Data for processing:
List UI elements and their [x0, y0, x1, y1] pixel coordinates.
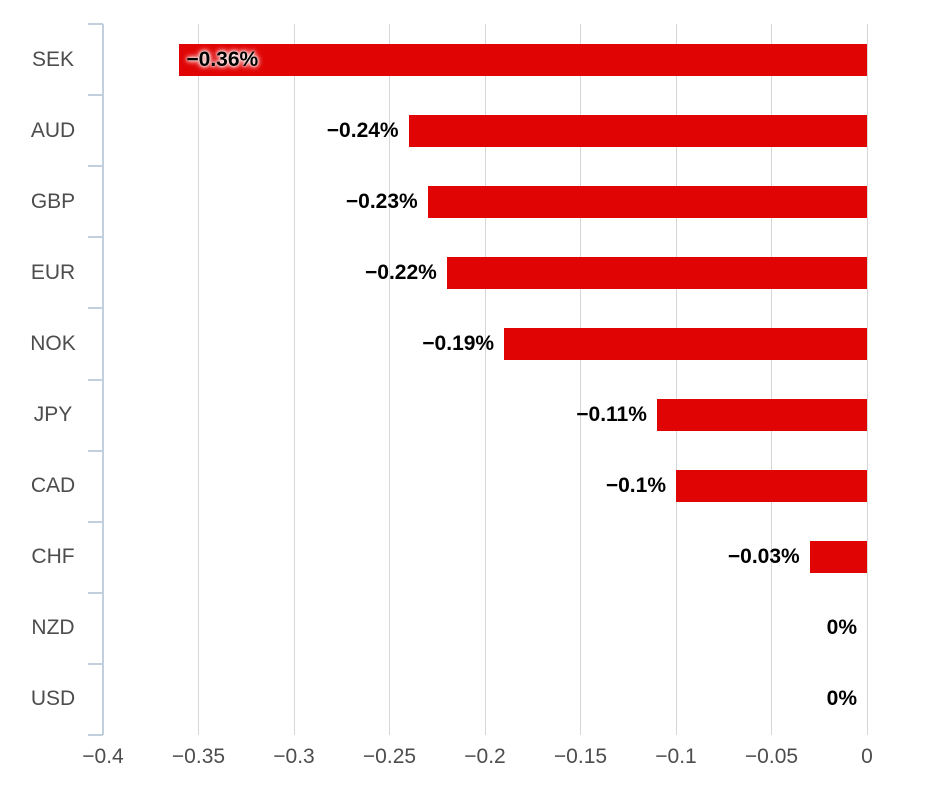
value-label-aud: −0.24% — [326, 118, 399, 142]
bar-jpy[interactable] — [656, 399, 867, 432]
value-label-sek: −0.36% — [186, 47, 259, 71]
y-axis-line — [102, 24, 104, 735]
y-axis-tick — [88, 307, 103, 310]
x-tick-label-3: −0.25 — [362, 745, 417, 768]
category-label-eur: EUR — [30, 260, 76, 284]
value-label-usd: 0% — [826, 687, 857, 711]
x-tick-label-4: −0.2 — [464, 745, 506, 768]
category-label-sek: SEK — [31, 47, 75, 71]
value-label-gbp: −0.23% — [345, 189, 418, 213]
gridline — [675, 24, 677, 735]
bar-sek[interactable] — [179, 43, 867, 76]
gridline — [771, 24, 772, 735]
y-axis-tick — [88, 520, 103, 523]
x-tick-label-2: −0.3 — [273, 745, 315, 768]
y-axis-tick — [88, 734, 103, 736]
category-label-gbp: GBP — [30, 189, 76, 213]
gridline — [580, 24, 581, 735]
y-axis-tick — [88, 378, 103, 381]
value-label-cad: −0.1% — [605, 474, 666, 498]
gridline — [484, 24, 486, 735]
x-tick-label-6: −0.1 — [655, 745, 697, 768]
category-label-jpy: JPY — [33, 403, 73, 427]
x-tick-label-5: −0.15 — [553, 745, 608, 768]
gridline — [198, 24, 199, 735]
y-axis-tick — [88, 449, 103, 452]
gridline — [293, 24, 295, 735]
bar-eur[interactable] — [446, 256, 867, 289]
bar-nok[interactable] — [504, 327, 867, 360]
category-label-nzd: NZD — [31, 616, 75, 640]
value-label-nok: −0.19% — [422, 331, 495, 355]
bar-cad[interactable] — [676, 470, 867, 503]
category-label-chf: CHF — [31, 545, 75, 569]
x-tick-label-0: −0.4 — [82, 745, 124, 768]
value-label-nzd: 0% — [826, 616, 857, 640]
y-axis-tick — [88, 662, 103, 665]
value-label-chf: −0.03% — [727, 545, 800, 569]
gridline — [866, 24, 868, 735]
y-axis-tick — [88, 23, 103, 25]
category-label-nok: NOK — [30, 331, 76, 355]
y-axis-tick — [88, 591, 103, 594]
y-axis-tick — [88, 94, 103, 97]
bar-chf[interactable] — [809, 541, 867, 574]
x-tick-label-8: 0 — [861, 745, 873, 768]
bar-gbp[interactable] — [427, 185, 867, 218]
gridline — [389, 24, 390, 735]
x-tick-label-1: −0.35 — [171, 745, 226, 768]
category-label-cad: CAD — [30, 474, 76, 498]
value-label-eur: −0.22% — [365, 260, 437, 284]
value-label-jpy: −0.11% — [576, 403, 647, 427]
bar-aud[interactable] — [408, 114, 867, 147]
y-axis-tick — [88, 236, 103, 239]
category-label-usd: USD — [30, 687, 76, 711]
x-tick-label-7: −0.05 — [744, 745, 799, 768]
category-label-aud: AUD — [30, 118, 76, 142]
y-axis-tick — [88, 165, 103, 168]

Instruction: Copy all the items above word for word, omitting the pictures.

Solved problem:
List UI elements and their [x0, y0, x1, y1] pixel coordinates.
value-label-aud: −0.24% — [326, 118, 399, 142]
bar-jpy[interactable] — [656, 399, 867, 432]
value-label-sek: −0.36% — [186, 47, 259, 71]
y-axis-line — [102, 24, 104, 735]
y-axis-tick — [88, 307, 103, 310]
x-tick-label-3: −0.25 — [362, 745, 417, 768]
category-label-eur: EUR — [30, 260, 76, 284]
value-label-usd: 0% — [826, 687, 857, 711]
x-tick-label-4: −0.2 — [464, 745, 506, 768]
category-label-sek: SEK — [31, 47, 75, 71]
value-label-gbp: −0.23% — [345, 189, 418, 213]
gridline — [675, 24, 677, 735]
bar-sek[interactable] — [179, 43, 867, 76]
gridline — [771, 24, 772, 735]
y-axis-tick — [88, 520, 103, 523]
x-tick-label-2: −0.3 — [273, 745, 315, 768]
y-axis-tick — [88, 734, 103, 736]
category-label-gbp: GBP — [30, 189, 76, 213]
gridline — [580, 24, 581, 735]
y-axis-tick — [88, 378, 103, 381]
value-label-cad: −0.1% — [605, 474, 666, 498]
gridline — [484, 24, 486, 735]
x-tick-label-6: −0.1 — [655, 745, 697, 768]
category-label-jpy: JPY — [33, 403, 73, 427]
x-tick-label-5: −0.15 — [553, 745, 608, 768]
gridline — [198, 24, 199, 735]
y-axis-tick — [88, 449, 103, 452]
gridline — [293, 24, 295, 735]
bar-eur[interactable] — [446, 256, 867, 289]
bar-nok[interactable] — [504, 327, 867, 360]
category-label-nzd: NZD — [31, 616, 75, 640]
value-label-nok: −0.19% — [422, 331, 495, 355]
bar-cad[interactable] — [676, 470, 867, 503]
category-label-chf: CHF — [31, 545, 75, 569]
x-tick-label-0: −0.4 — [82, 745, 124, 768]
value-label-nzd: 0% — [826, 616, 857, 640]
y-axis-tick — [88, 662, 103, 665]
value-label-chf: −0.03% — [727, 545, 800, 569]
gridline — [866, 24, 868, 735]
y-axis-tick — [88, 23, 103, 25]
category-label-nok: NOK — [30, 331, 76, 355]
y-axis-tick — [88, 591, 103, 594]
y-axis-tick — [88, 94, 103, 97]
bar-chf[interactable] — [809, 541, 867, 574]
x-tick-label-8: 0 — [861, 745, 873, 768]
bar-gbp[interactable] — [427, 185, 867, 218]
gridline — [389, 24, 390, 735]
x-tick-label-1: −0.35 — [171, 745, 226, 768]
category-label-cad: CAD — [30, 474, 76, 498]
value-label-eur: −0.22% — [365, 260, 437, 284]
value-label-jpy: −0.11% — [576, 403, 647, 427]
bar-aud[interactable] — [408, 114, 867, 147]
y-axis-tick — [88, 236, 103, 239]
category-label-usd: USD — [30, 687, 76, 711]
x-tick-label-7: −0.05 — [744, 745, 799, 768]
category-label-aud: AUD — [30, 118, 76, 142]
y-axis-tick — [88, 165, 103, 168]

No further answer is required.